▸ **Task objective**:
Locate all lines in the data below that hold "Preisentwicklung" and show them.

▸ **Stored rows**:

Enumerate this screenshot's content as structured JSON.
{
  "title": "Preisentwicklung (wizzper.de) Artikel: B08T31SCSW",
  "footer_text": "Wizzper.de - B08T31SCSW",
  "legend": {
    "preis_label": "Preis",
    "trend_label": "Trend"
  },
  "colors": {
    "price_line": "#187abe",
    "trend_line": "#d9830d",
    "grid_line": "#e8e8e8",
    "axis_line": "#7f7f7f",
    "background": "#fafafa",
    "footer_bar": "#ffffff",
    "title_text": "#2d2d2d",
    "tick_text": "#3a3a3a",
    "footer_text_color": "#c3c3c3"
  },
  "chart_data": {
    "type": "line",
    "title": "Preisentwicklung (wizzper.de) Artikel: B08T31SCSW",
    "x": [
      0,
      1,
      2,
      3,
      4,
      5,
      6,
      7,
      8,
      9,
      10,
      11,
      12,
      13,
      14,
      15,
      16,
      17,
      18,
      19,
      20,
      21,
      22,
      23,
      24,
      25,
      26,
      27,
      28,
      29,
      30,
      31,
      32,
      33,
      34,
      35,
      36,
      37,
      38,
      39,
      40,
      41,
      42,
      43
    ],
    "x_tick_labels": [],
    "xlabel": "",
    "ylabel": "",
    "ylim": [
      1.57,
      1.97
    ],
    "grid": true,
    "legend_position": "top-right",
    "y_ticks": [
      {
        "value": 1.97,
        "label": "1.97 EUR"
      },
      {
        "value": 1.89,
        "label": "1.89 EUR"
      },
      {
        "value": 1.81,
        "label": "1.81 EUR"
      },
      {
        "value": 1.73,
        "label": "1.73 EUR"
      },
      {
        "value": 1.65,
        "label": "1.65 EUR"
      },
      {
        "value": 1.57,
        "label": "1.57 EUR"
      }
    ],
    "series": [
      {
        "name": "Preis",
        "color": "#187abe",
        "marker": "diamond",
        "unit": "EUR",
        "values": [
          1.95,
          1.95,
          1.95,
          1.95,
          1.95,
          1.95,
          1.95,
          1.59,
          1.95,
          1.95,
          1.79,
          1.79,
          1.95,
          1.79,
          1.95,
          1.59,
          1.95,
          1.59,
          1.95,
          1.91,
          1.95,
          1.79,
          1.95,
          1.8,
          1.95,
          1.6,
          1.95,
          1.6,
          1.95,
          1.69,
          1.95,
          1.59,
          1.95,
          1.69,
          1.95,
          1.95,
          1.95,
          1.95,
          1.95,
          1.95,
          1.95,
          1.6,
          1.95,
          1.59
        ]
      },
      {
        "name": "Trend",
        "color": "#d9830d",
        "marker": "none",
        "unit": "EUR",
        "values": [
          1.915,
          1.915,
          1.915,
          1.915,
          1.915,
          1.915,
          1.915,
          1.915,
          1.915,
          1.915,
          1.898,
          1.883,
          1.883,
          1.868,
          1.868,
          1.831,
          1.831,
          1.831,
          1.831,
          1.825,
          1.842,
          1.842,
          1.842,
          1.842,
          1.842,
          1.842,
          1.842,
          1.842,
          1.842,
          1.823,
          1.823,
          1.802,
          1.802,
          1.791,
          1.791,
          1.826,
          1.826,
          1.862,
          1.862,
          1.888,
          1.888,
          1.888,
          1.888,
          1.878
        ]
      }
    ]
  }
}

▸ **Exercise solution**:
  "title": "Preisentwicklung (wizzper.de) Artikel: B08T31SCSW",
    "title": "Preisentwicklung (wizzper.de) Artikel: B08T31SCSW",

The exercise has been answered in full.